(Raw records)
----------

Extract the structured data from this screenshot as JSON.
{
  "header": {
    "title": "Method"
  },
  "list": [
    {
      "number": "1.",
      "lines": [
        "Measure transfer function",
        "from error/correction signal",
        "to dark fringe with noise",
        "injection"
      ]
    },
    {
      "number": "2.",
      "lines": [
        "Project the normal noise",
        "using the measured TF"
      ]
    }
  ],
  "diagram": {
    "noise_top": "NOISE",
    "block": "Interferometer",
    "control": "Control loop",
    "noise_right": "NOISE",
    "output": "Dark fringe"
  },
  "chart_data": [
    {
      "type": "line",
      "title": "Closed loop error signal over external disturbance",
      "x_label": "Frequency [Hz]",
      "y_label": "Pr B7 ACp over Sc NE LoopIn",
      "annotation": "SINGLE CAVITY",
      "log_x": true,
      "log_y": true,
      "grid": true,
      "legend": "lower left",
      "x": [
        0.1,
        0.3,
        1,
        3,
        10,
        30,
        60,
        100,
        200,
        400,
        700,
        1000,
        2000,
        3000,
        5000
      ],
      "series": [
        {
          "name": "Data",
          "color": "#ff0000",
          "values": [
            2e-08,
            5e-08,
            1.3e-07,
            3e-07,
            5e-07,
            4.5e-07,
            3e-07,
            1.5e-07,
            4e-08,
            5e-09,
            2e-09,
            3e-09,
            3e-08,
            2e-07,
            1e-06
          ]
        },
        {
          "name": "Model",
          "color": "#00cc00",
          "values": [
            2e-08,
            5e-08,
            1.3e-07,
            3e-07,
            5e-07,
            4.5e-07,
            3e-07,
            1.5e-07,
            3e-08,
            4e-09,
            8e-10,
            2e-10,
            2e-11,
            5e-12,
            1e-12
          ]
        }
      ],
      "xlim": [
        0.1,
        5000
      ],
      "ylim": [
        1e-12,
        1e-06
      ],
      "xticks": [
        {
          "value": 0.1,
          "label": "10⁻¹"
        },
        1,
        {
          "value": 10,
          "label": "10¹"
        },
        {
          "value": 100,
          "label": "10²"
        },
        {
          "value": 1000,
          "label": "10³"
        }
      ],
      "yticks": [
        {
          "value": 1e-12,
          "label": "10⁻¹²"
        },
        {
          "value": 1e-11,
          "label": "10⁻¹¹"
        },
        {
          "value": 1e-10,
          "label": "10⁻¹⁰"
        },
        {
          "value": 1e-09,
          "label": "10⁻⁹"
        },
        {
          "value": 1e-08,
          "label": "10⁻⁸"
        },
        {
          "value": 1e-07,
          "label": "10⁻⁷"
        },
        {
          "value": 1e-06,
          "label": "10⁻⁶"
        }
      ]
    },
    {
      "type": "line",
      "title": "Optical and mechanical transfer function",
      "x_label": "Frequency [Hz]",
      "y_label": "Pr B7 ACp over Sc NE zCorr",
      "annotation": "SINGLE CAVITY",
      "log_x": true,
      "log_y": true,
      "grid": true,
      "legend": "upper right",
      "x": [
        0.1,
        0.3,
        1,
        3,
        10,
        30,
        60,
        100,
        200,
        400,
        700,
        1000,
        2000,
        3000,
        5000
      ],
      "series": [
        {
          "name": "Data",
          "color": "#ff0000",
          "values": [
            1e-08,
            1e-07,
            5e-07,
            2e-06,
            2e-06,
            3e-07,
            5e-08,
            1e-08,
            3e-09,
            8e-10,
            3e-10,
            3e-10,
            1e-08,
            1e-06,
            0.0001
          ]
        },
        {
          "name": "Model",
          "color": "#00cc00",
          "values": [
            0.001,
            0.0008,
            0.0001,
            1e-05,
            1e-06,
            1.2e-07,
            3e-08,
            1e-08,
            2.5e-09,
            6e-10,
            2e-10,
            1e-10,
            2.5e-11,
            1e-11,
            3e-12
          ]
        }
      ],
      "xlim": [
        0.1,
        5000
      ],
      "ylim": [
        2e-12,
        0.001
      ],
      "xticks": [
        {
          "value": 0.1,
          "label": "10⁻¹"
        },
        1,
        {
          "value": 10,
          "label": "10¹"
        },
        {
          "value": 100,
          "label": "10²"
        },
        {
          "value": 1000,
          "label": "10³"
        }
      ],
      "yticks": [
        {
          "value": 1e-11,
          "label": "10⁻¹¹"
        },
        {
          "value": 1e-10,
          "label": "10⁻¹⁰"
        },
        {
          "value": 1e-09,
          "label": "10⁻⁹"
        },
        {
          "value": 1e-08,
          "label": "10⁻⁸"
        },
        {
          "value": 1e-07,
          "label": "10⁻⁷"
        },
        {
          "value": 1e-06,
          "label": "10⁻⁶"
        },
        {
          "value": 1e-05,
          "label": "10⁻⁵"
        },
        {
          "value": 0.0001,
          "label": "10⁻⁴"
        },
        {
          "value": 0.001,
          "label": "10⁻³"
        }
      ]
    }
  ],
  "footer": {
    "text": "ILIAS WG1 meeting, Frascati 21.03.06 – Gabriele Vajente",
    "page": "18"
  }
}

----------

▸ OBJECTIVE
Copy the material above, line for line.

▸ ANSWER FOR THIS EXERCISE
Extract the structured data from this screenshot as JSON.
{
  "header": {
    "title": "Method"
  },
  "list": [
    {
      "number": "1.",
      "lines": [
        "Measure transfer function",
        "from error/correction signal",
        "to dark fringe with noise",
        "injection"
      ]
    },
    {
      "number": "2.",
      "lines": [
        "Project the normal noise",
        "using the measured TF"
      ]
    }
  ],
  "diagram": {
    "noise_top": "NOISE",
    "block": "Interferometer",
    "control": "Control loop",
    "noise_right": "NOISE",
    "output": "Dark fringe"
  },
  "chart_data": [
    {
      "type": "line",
      "title": "Closed loop error signal over external disturbance",
      "x_label": "Frequency [Hz]",
      "y_label": "Pr B7 ACp over Sc NE LoopIn",
      "annotation": "SINGLE CAVITY",
      "log_x": true,
      "log_y": true,
      "grid": true,
      "legend": "lower left",
      "x": [
        0.1,
        0.3,
        1,
        3,
        10,
        30,
        60,
        100,
        200,
        400,
        700,
        1000,
        2000,
        3000,
        5000
      ],
      "series": [
        {
          "name": "Data",
          "color": "#ff0000",
          "values": [
            2e-08,
            5e-08,
            1.3e-07,
            3e-07,
            5e-07,
            4.5e-07,
            3e-07,
            1.5e-07,
            4e-08,
            5e-09,
            2e-09,
            3e-09,
            3e-08,
            2e-07,
            1e-06
          ]
        },
        {
          "name": "Model",
          "color": "#00cc00",
          "values": [
            2e-08,
            5e-08,
            1.3e-07,
            3e-07,
            5e-07,
            4.5e-07,
            3e-07,
            1.5e-07,
            3e-08,
            4e-09,
            8e-10,
            2e-10,
            2e-11,
            5e-12,
            1e-12
          ]
        }
      ],
      "xlim": [
        0.1,
        5000
      ],
      "ylim": [
        1e-12,
        1e-06
      ],
      "xticks": [
        {
          "value": 0.1,
          "label": "10⁻¹"
        },
        1,
        {
          "value": 10,
          "label": "10¹"
        },
        {
          "value": 100,
          "label": "10²"
        },
        {
          "value": 1000,
          "label": "10³"
        }
      ],
      "yticks": [
        {
          "value": 1e-12,
          "label": "10⁻¹²"
        },
        {
          "value": 1e-11,
          "label": "10⁻¹¹"
        },
        {
          "value": 1e-10,
          "label": "10⁻¹⁰"
        },
        {
          "value": 1e-09,
          "label": "10⁻⁹"
        },
        {
          "value": 1e-08,
          "label": "10⁻⁸"
        },
        {
          "value": 1e-07,
          "label": "10⁻⁷"
        },
        {
          "value": 1e-06,
          "label": "10⁻⁶"
        }
      ]
    },
    {
      "type": "line",
      "title": "Optical and mechanical transfer function",
      "x_label": "Frequency [Hz]",
      "y_label": "Pr B7 ACp over Sc NE zCorr",
      "annotation": "SINGLE CAVITY",
      "log_x": true,
      "log_y": true,
      "grid": true,
      "legend": "upper right",
      "x": [
        0.1,
        0.3,
        1,
        3,
        10,
        30,
        60,
        100,
        200,
        400,
        700,
        1000,
        2000,
        3000,
        5000
      ],
      "series": [
        {
          "name": "Data",
          "color": "#ff0000",
          "values": [
            1e-08,
            1e-07,
            5e-07,
            2e-06,
            2e-06,
            3e-07,
            5e-08,
            1e-08,
            3e-09,
            8e-10,
            3e-10,
            3e-10,
            1e-08,
            1e-06,
            0.0001
          ]
        },
        {
          "name": "Model",
          "color": "#00cc00",
          "values": [
            0.001,
            0.0008,
            0.0001,
            1e-05,
            1e-06,
            1.2e-07,
            3e-08,
            1e-08,
            2.5e-09,
            6e-10,
            2e-10,
            1e-10,
            2.5e-11,
            1e-11,
            3e-12
          ]
        }
      ],
      "xlim": [
        0.1,
        5000
      ],
      "ylim": [
        2e-12,
        0.001
      ],
      "xticks": [
        {
          "value": 0.1,
          "label": "10⁻¹"
        },
        1,
        {
          "value": 10,
          "label": "10¹"
        },
        {
          "value": 100,
          "label": "10²"
        },
        {
          "value": 1000,
          "label": "10³"
        }
      ],
      "yticks": [
        {
          "value": 1e-11,
          "label": "10⁻¹¹"
        },
        {
          "value": 1e-10,
          "label": "10⁻¹⁰"
        },
        {
          "value": 1e-09,
          "label": "10⁻⁹"
        },
        {
          "value": 1e-08,
          "label": "10⁻⁸"
        },
        {
          "value": 1e-07,
          "label": "10⁻⁷"
        },
        {
          "value": 1e-06,
          "label": "10⁻⁶"
        },
        {
          "value": 1e-05,
          "label": "10⁻⁵"
        },
        {
          "value": 0.0001,
          "label": "10⁻⁴"
        },
        {
          "value": 0.001,
          "label": "10⁻³"
        }
      ]
    }
  ],
  "footer": {
    "text": "ILIAS WG1 meeting, Frascati 21.03.06 – Gabriele Vajente",
    "page": "18"
  }
}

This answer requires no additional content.